[Entries from a dataset]
::::::::

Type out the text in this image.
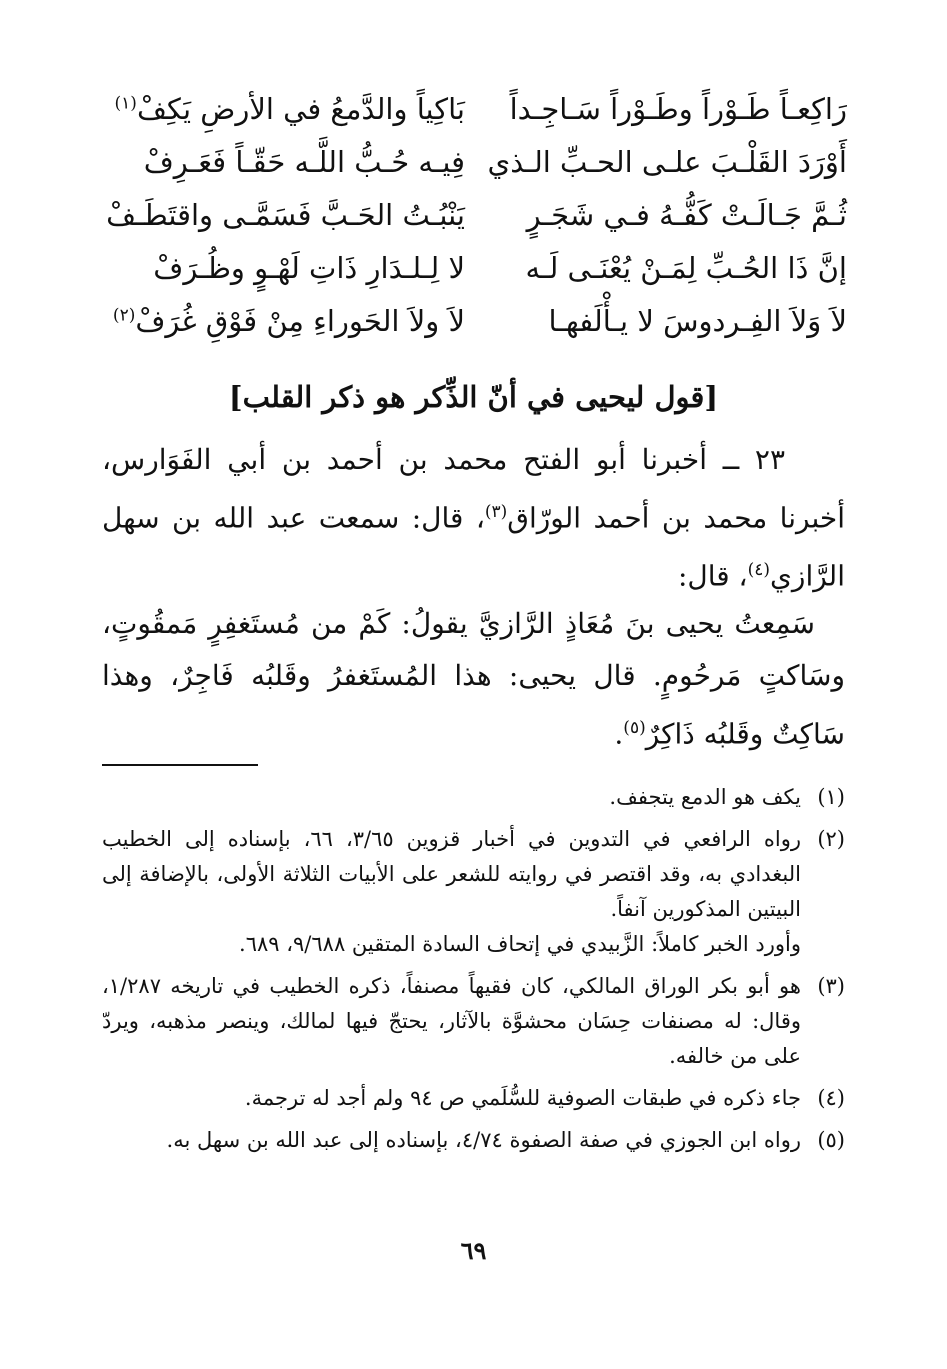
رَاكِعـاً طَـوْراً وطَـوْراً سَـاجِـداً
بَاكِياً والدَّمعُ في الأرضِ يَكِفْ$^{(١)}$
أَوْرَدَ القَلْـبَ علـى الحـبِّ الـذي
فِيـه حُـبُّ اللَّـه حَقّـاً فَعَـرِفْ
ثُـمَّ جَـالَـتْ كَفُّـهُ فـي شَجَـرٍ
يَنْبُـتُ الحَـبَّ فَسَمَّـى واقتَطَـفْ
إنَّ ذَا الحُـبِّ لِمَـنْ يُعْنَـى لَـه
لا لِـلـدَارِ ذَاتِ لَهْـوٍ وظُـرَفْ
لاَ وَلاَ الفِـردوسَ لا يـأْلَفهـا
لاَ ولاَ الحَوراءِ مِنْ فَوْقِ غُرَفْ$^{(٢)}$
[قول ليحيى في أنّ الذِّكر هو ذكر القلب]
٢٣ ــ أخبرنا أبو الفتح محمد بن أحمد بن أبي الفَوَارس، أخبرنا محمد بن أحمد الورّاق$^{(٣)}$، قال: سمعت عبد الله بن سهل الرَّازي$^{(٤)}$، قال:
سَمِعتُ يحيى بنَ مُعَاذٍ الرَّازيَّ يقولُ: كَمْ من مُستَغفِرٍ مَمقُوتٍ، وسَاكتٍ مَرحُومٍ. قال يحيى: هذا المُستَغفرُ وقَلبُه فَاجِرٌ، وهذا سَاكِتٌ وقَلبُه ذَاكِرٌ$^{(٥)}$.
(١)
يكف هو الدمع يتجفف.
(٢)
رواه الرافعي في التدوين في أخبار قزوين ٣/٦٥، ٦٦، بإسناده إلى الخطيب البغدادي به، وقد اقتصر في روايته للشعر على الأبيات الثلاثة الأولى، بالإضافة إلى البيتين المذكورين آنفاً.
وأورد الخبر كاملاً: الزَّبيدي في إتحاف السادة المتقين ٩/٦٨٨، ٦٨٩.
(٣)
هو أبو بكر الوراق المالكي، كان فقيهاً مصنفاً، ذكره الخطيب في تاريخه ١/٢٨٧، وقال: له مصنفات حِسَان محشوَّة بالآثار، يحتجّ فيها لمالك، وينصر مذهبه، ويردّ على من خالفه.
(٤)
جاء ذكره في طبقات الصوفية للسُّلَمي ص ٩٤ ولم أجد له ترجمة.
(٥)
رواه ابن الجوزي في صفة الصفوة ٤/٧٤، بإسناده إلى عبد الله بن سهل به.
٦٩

::::::::

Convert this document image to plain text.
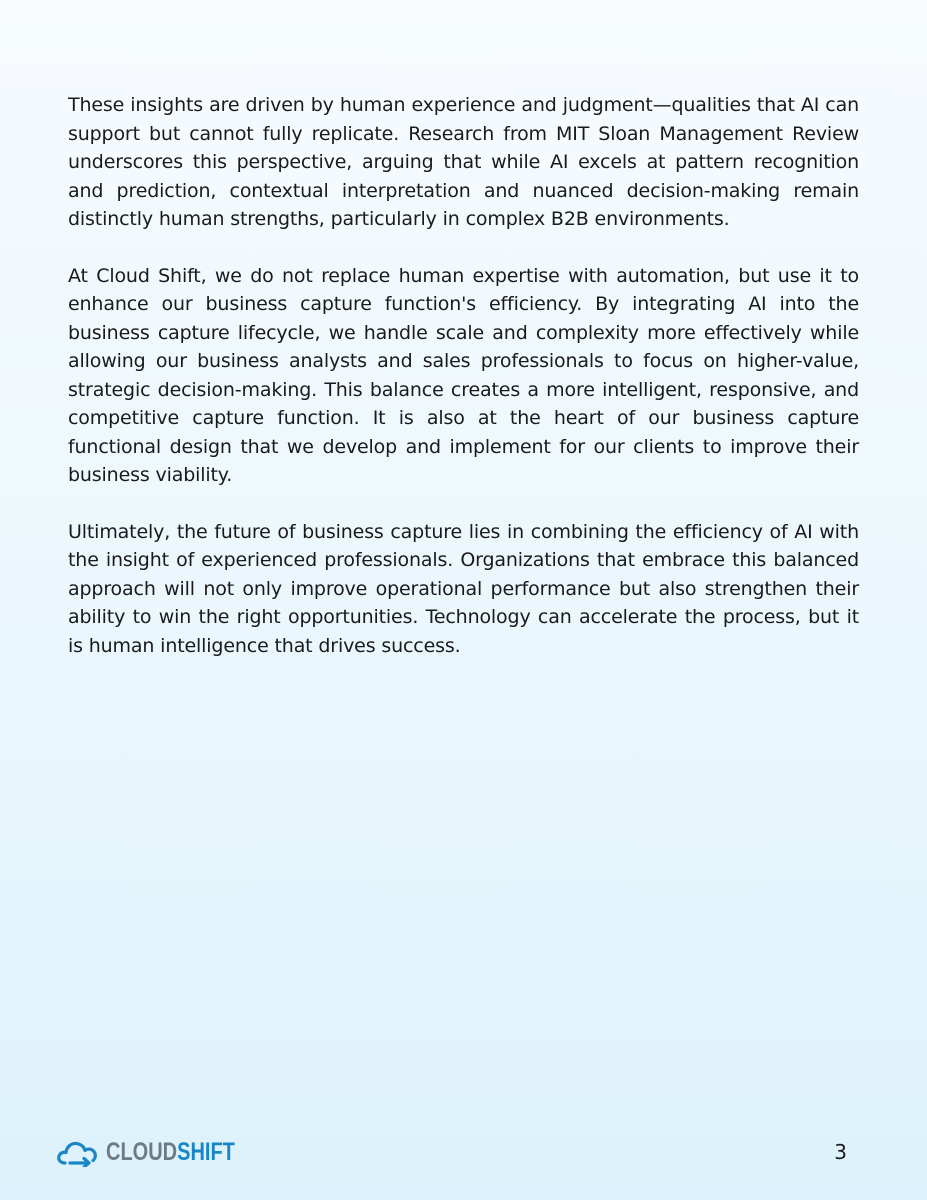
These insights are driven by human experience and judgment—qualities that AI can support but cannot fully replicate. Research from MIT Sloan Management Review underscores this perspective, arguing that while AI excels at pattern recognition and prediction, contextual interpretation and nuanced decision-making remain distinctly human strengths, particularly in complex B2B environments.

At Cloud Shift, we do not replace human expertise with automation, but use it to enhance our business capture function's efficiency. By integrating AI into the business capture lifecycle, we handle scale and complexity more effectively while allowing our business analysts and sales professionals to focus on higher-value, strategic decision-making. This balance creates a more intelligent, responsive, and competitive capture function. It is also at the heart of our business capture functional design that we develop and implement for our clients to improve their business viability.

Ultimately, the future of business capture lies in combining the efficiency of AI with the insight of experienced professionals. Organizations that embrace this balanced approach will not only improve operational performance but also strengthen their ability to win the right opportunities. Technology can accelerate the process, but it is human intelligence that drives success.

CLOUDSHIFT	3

::::::::

Given exercise —
Gather every line from the listing above in which the word "decision" appears.

Finished task —
These insights are driven by human experience and judgment—qualities that AI can support but cannot fully replicate. Research from MIT Sloan Management Review underscores this perspective, arguing that while AI excels at pattern recognition and prediction, contextual interpretation and nuanced decision-making remain distinctly human strengths, particularly in complex B2B environments.
At Cloud Shift, we do not replace human expertise with automation, but use it to enhance our business capture function's efficiency. By integrating AI into the business capture lifecycle, we handle scale and complexity more effectively while allowing our business analysts and sales professionals to focus on higher-value, strategic decision-making. This balance creates a more intelligent, responsive, and competitive capture function. It is also at the heart of our business capture functional design that we develop and implement for our clients to improve their business viability.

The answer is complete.